> YOUR OBJECTIVE: Copy out every record below with complete accuracy.

--- Begin DATA EXCERPTS ---

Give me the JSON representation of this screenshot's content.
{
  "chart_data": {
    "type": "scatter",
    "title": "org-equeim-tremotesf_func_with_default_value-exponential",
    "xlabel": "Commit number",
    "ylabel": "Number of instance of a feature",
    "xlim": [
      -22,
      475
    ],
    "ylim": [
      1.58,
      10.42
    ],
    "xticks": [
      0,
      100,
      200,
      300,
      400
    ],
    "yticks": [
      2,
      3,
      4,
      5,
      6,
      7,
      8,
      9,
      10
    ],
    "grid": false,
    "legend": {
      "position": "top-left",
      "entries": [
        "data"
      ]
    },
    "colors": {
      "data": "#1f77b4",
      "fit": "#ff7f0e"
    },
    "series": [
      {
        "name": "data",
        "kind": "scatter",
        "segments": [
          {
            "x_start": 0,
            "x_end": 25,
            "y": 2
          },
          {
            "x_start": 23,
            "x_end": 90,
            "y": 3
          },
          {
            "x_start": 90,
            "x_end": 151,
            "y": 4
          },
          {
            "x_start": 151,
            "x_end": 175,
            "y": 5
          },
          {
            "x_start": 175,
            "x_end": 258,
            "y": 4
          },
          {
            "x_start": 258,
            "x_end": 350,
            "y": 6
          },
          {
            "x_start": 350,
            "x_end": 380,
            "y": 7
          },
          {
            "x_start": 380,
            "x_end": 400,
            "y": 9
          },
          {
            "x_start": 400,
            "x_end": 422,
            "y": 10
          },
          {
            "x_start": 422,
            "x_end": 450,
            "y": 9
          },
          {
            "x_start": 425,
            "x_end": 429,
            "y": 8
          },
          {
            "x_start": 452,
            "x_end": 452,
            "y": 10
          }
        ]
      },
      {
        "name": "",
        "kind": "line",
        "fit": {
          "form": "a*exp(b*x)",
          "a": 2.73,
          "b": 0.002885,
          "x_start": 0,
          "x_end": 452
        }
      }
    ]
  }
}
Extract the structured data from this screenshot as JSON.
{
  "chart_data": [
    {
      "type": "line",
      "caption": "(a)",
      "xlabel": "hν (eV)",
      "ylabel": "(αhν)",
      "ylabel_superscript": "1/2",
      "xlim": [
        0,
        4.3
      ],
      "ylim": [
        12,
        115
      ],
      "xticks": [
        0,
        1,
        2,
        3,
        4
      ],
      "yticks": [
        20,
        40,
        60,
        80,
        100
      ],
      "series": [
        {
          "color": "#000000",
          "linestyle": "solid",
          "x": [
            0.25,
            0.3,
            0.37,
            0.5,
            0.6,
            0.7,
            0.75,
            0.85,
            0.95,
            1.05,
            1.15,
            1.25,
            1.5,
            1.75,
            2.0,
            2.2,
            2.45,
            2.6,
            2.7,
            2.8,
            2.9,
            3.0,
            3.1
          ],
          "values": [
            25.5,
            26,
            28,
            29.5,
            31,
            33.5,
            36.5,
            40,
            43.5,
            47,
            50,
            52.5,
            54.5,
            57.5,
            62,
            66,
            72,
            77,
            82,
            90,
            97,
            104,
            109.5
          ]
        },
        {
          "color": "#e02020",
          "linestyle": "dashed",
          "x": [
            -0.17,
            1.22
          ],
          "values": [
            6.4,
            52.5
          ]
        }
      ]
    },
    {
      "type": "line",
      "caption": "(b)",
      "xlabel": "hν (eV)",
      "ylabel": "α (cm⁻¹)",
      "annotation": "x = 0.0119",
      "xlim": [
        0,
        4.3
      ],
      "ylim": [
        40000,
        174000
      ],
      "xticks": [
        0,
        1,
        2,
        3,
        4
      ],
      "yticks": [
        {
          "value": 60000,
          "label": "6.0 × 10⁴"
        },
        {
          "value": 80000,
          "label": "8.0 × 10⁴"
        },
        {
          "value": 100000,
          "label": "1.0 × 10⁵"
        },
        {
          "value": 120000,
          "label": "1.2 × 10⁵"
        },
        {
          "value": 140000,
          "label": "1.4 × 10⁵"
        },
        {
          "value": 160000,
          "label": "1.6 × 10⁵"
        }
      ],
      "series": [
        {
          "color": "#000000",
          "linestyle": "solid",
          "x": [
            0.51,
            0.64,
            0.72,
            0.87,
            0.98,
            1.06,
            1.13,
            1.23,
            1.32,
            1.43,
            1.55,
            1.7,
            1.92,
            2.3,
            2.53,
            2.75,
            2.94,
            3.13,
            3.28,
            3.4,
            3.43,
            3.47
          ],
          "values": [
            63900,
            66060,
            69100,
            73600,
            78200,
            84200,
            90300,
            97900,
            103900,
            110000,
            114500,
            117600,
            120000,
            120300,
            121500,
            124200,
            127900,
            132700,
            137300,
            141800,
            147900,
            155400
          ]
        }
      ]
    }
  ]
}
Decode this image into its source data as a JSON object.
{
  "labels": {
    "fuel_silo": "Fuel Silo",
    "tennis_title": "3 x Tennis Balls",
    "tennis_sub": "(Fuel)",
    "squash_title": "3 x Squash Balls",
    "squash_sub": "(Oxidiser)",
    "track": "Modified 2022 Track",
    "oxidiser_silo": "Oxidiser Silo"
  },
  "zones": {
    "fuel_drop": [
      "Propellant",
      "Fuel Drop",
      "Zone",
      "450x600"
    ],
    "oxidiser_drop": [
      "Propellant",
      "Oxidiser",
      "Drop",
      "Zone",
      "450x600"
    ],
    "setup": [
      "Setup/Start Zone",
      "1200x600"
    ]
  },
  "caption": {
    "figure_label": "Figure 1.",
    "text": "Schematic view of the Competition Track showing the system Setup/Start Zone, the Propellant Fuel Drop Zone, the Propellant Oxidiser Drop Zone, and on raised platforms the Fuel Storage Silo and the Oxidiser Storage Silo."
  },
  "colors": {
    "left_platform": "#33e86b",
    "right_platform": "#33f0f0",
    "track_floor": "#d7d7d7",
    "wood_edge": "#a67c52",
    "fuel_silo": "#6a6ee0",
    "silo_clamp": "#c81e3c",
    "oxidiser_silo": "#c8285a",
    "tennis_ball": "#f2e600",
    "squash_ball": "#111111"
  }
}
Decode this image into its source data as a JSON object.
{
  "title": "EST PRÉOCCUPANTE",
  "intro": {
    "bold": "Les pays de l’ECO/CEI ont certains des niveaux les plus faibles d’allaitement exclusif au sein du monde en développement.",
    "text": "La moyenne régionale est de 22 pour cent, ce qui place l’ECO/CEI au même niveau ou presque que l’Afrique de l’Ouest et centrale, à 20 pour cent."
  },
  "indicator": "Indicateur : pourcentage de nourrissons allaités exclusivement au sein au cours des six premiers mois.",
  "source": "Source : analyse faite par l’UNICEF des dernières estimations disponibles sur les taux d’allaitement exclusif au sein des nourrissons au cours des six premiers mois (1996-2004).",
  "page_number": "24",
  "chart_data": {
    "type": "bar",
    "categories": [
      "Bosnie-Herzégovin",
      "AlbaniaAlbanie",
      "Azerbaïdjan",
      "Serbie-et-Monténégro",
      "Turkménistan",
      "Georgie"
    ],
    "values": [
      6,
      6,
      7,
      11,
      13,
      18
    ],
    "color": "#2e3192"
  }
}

--- End DATA EXCERPTS ---

> ANSWER TO THIS PROBLEM:
Give me the JSON representation of this screenshot's content.
{
  "chart_data": {
    "type": "scatter",
    "title": "org-equeim-tremotesf_func_with_default_value-exponential",
    "xlabel": "Commit number",
    "ylabel": "Number of instance of a feature",
    "xlim": [
      -22,
      475
    ],
    "ylim": [
      1.58,
      10.42
    ],
    "xticks": [
      0,
      100,
      200,
      300,
      400
    ],
    "yticks": [
      2,
      3,
      4,
      5,
      6,
      7,
      8,
      9,
      10
    ],
    "grid": false,
    "legend": {
      "position": "top-left",
      "entries": [
        "data"
      ]
    },
    "colors": {
      "data": "#1f77b4",
      "fit": "#ff7f0e"
    },
    "series": [
      {
        "name": "data",
        "kind": "scatter",
        "segments": [
          {
            "x_start": 0,
            "x_end": 25,
            "y": 2
          },
          {
            "x_start": 23,
            "x_end": 90,
            "y": 3
          },
          {
            "x_start": 90,
            "x_end": 151,
            "y": 4
          },
          {
            "x_start": 151,
            "x_end": 175,
            "y": 5
          },
          {
            "x_start": 175,
            "x_end": 258,
            "y": 4
          },
          {
            "x_start": 258,
            "x_end": 350,
            "y": 6
          },
          {
            "x_start": 350,
            "x_end": 380,
            "y": 7
          },
          {
            "x_start": 380,
            "x_end": 400,
            "y": 9
          },
          {
            "x_start": 400,
            "x_end": 422,
            "y": 10
          },
          {
            "x_start": 422,
            "x_end": 450,
            "y": 9
          },
          {
            "x_start": 425,
            "x_end": 429,
            "y": 8
          },
          {
            "x_start": 452,
            "x_end": 452,
            "y": 10
          }
        ]
      },
      {
        "name": "",
        "kind": "line",
        "fit": {
          "form": "a*exp(b*x)",
          "a": 2.73,
          "b": 0.002885,
          "x_start": 0,
          "x_end": 452
        }
      }
    ]
  }
}
Extract the structured data from this screenshot as JSON.
{
  "chart_data": [
    {
      "type": "line",
      "caption": "(a)",
      "xlabel": "hν (eV)",
      "ylabel": "(αhν)",
      "ylabel_superscript": "1/2",
      "xlim": [
        0,
        4.3
      ],
      "ylim": [
        12,
        115
      ],
      "xticks": [
        0,
        1,
        2,
        3,
        4
      ],
      "yticks": [
        20,
        40,
        60,
        80,
        100
      ],
      "series": [
        {
          "color": "#000000",
          "linestyle": "solid",
          "x": [
            0.25,
            0.3,
            0.37,
            0.5,
            0.6,
            0.7,
            0.75,
            0.85,
            0.95,
            1.05,
            1.15,
            1.25,
            1.5,
            1.75,
            2.0,
            2.2,
            2.45,
            2.6,
            2.7,
            2.8,
            2.9,
            3.0,
            3.1
          ],
          "values": [
            25.5,
            26,
            28,
            29.5,
            31,
            33.5,
            36.5,
            40,
            43.5,
            47,
            50,
            52.5,
            54.5,
            57.5,
            62,
            66,
            72,
            77,
            82,
            90,
            97,
            104,
            109.5
          ]
        },
        {
          "color": "#e02020",
          "linestyle": "dashed",
          "x": [
            -0.17,
            1.22
          ],
          "values": [
            6.4,
            52.5
          ]
        }
      ]
    },
    {
      "type": "line",
      "caption": "(b)",
      "xlabel": "hν (eV)",
      "ylabel": "α (cm⁻¹)",
      "annotation": "x = 0.0119",
      "xlim": [
        0,
        4.3
      ],
      "ylim": [
        40000,
        174000
      ],
      "xticks": [
        0,
        1,
        2,
        3,
        4
      ],
      "yticks": [
        {
          "value": 60000,
          "label": "6.0 × 10⁴"
        },
        {
          "value": 80000,
          "label": "8.0 × 10⁴"
        },
        {
          "value": 100000,
          "label": "1.0 × 10⁵"
        },
        {
          "value": 120000,
          "label": "1.2 × 10⁵"
        },
        {
          "value": 140000,
          "label": "1.4 × 10⁵"
        },
        {
          "value": 160000,
          "label": "1.6 × 10⁵"
        }
      ],
      "series": [
        {
          "color": "#000000",
          "linestyle": "solid",
          "x": [
            0.51,
            0.64,
            0.72,
            0.87,
            0.98,
            1.06,
            1.13,
            1.23,
            1.32,
            1.43,
            1.55,
            1.7,
            1.92,
            2.3,
            2.53,
            2.75,
            2.94,
            3.13,
            3.28,
            3.4,
            3.43,
            3.47
          ],
          "values": [
            63900,
            66060,
            69100,
            73600,
            78200,
            84200,
            90300,
            97900,
            103900,
            110000,
            114500,
            117600,
            120000,
            120300,
            121500,
            124200,
            127900,
            132700,
            137300,
            141800,
            147900,
            155400
          ]
        }
      ]
    }
  ]
}
Decode this image into its source data as a JSON object.
{
  "labels": {
    "fuel_silo": "Fuel Silo",
    "tennis_title": "3 x Tennis Balls",
    "tennis_sub": "(Fuel)",
    "squash_title": "3 x Squash Balls",
    "squash_sub": "(Oxidiser)",
    "track": "Modified 2022 Track",
    "oxidiser_silo": "Oxidiser Silo"
  },
  "zones": {
    "fuel_drop": [
      "Propellant",
      "Fuel Drop",
      "Zone",
      "450x600"
    ],
    "oxidiser_drop": [
      "Propellant",
      "Oxidiser",
      "Drop",
      "Zone",
      "450x600"
    ],
    "setup": [
      "Setup/Start Zone",
      "1200x600"
    ]
  },
  "caption": {
    "figure_label": "Figure 1.",
    "text": "Schematic view of the Competition Track showing the system Setup/Start Zone, the Propellant Fuel Drop Zone, the Propellant Oxidiser Drop Zone, and on raised platforms the Fuel Storage Silo and the Oxidiser Storage Silo."
  },
  "colors": {
    "left_platform": "#33e86b",
    "right_platform": "#33f0f0",
    "track_floor": "#d7d7d7",
    "wood_edge": "#a67c52",
    "fuel_silo": "#6a6ee0",
    "silo_clamp": "#c81e3c",
    "oxidiser_silo": "#c8285a",
    "tennis_ball": "#f2e600",
    "squash_ball": "#111111"
  }
}
Decode this image into its source data as a JSON object.
{
  "title": "EST PRÉOCCUPANTE",
  "intro": {
    "bold": "Les pays de l’ECO/CEI ont certains des niveaux les plus faibles d’allaitement exclusif au sein du monde en développement.",
    "text": "La moyenne régionale est de 22 pour cent, ce qui place l’ECO/CEI au même niveau ou presque que l’Afrique de l’Ouest et centrale, à 20 pour cent."
  },
  "indicator": "Indicateur : pourcentage de nourrissons allaités exclusivement au sein au cours des six premiers mois.",
  "source": "Source : analyse faite par l’UNICEF des dernières estimations disponibles sur les taux d’allaitement exclusif au sein des nourrissons au cours des six premiers mois (1996-2004).",
  "page_number": "24",
  "chart_data": {
    "type": "bar",
    "categories": [
      "Bosnie-Herzégovin",
      "AlbaniaAlbanie",
      "Azerbaïdjan",
      "Serbie-et-Monténégro",
      "Turkménistan",
      "Georgie"
    ],
    "values": [
      6,
      6,
      7,
      11,
      13,
      18
    ],
    "color": "#2e3192"
  }
}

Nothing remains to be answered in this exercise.